Dataset extract:
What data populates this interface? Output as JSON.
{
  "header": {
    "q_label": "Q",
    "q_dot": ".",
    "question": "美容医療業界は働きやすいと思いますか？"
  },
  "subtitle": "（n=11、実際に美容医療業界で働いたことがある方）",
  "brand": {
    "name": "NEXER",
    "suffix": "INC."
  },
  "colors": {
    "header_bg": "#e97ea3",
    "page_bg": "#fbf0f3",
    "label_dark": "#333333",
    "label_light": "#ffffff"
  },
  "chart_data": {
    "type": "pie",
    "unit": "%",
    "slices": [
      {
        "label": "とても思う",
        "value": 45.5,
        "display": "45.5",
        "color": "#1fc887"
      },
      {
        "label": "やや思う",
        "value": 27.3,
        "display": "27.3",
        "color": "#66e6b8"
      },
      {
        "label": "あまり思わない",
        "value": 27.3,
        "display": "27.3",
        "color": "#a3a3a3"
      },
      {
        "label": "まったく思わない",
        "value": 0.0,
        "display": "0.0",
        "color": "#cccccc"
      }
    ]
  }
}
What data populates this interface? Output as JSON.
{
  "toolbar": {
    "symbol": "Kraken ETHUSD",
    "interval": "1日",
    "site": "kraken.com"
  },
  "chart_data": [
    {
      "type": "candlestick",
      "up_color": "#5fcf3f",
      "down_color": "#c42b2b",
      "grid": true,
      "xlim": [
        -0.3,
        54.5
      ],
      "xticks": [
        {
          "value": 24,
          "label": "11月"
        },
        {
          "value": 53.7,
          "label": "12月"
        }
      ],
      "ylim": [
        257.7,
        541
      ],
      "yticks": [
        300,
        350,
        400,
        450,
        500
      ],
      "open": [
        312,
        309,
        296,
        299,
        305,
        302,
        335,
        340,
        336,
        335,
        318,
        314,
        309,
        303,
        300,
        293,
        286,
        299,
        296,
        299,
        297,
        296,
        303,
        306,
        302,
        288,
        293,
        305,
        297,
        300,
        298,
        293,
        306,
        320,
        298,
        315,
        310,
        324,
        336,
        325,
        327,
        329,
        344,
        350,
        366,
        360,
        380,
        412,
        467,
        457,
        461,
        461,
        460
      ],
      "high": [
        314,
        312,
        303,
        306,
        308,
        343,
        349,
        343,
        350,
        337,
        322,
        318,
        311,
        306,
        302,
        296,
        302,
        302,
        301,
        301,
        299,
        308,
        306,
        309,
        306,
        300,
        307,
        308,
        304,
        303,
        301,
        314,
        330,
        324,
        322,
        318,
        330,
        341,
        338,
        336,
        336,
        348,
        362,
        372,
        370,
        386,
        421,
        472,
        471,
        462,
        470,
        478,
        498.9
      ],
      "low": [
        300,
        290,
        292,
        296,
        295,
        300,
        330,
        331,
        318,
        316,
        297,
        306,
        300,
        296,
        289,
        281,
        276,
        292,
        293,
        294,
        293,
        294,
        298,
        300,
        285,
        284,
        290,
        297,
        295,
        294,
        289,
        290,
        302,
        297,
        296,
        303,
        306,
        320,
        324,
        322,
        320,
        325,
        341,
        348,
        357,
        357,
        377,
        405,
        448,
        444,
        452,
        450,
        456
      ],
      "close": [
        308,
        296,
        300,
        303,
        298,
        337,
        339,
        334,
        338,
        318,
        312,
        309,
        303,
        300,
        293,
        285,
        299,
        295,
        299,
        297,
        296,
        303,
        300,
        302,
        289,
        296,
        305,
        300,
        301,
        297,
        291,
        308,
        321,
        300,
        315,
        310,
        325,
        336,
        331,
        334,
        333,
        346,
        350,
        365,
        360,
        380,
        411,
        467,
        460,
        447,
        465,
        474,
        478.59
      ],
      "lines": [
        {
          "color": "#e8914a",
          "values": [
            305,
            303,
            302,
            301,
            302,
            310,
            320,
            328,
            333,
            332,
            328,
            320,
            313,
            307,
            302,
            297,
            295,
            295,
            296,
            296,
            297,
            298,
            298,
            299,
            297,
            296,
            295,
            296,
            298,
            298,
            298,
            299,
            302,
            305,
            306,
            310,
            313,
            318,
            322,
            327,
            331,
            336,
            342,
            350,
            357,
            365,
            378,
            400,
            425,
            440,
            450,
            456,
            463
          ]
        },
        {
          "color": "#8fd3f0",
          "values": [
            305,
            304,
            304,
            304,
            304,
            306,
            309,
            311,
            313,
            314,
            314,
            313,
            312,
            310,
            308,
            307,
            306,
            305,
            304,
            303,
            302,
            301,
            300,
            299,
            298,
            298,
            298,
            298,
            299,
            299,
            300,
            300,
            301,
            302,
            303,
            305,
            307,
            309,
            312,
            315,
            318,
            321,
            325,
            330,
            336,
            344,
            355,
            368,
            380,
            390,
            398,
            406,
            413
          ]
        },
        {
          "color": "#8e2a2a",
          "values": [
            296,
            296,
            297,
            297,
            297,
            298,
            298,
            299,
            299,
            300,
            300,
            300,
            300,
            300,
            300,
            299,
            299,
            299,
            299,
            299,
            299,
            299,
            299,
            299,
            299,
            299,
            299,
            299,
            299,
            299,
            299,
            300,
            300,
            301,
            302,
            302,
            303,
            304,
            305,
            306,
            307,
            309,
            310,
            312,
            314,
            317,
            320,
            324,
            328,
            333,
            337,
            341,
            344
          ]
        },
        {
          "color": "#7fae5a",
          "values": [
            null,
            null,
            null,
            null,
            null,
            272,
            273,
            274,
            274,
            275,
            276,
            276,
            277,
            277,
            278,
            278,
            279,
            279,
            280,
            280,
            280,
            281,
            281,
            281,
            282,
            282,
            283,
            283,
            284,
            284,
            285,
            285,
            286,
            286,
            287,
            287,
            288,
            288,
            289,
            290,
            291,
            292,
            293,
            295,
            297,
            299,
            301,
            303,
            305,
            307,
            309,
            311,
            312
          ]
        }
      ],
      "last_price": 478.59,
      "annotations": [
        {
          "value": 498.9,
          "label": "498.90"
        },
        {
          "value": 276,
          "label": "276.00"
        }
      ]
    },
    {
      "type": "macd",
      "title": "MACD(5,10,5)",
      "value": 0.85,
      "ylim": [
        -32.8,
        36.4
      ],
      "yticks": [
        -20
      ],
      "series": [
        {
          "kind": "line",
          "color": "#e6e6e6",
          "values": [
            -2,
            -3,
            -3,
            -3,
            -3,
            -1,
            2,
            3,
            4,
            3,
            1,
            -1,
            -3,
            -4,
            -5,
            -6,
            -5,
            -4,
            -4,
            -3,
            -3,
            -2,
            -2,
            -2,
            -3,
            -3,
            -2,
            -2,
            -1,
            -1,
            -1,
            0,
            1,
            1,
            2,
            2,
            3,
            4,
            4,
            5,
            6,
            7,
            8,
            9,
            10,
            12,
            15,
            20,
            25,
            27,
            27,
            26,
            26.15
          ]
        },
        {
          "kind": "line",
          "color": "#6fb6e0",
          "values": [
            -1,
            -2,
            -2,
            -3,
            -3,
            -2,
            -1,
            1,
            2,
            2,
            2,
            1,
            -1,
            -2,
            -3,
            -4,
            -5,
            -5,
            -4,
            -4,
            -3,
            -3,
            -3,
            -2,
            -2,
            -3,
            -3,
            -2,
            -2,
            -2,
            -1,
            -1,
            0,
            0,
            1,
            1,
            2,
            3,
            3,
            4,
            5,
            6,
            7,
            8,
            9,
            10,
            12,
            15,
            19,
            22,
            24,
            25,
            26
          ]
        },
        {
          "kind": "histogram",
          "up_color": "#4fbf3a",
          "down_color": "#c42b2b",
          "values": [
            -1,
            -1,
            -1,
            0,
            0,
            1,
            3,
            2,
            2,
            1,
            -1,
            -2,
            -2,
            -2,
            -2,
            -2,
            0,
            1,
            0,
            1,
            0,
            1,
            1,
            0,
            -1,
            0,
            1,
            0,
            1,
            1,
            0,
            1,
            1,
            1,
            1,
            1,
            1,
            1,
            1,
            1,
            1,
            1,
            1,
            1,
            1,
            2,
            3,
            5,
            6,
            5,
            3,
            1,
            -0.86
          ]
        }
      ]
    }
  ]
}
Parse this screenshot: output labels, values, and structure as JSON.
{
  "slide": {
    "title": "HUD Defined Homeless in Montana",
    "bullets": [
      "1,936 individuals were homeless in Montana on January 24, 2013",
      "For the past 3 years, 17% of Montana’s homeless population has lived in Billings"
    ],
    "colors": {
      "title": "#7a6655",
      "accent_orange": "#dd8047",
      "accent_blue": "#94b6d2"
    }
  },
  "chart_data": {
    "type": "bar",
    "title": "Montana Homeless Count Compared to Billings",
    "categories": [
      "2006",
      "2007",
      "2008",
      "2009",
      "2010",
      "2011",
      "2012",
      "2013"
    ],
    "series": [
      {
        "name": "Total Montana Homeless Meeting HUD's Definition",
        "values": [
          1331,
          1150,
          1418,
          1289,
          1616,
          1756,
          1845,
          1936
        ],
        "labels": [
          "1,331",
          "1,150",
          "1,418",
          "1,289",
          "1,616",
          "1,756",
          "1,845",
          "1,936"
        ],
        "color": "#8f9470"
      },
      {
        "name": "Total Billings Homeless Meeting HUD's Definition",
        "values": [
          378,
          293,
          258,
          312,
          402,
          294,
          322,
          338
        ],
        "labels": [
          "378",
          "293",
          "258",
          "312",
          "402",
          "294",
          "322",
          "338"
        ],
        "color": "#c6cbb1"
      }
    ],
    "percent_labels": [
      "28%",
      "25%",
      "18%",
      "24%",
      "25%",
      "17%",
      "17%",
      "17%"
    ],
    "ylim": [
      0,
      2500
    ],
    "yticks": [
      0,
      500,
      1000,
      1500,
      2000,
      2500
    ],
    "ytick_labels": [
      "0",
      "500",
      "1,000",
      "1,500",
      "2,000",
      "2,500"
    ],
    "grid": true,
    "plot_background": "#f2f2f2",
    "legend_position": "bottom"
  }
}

Task to carry out: Gather all lines with the string "type" from the data.

Written answer:
    "type": "pie",
      "type": "candlestick",
      "type": "macd",
    "type": "bar",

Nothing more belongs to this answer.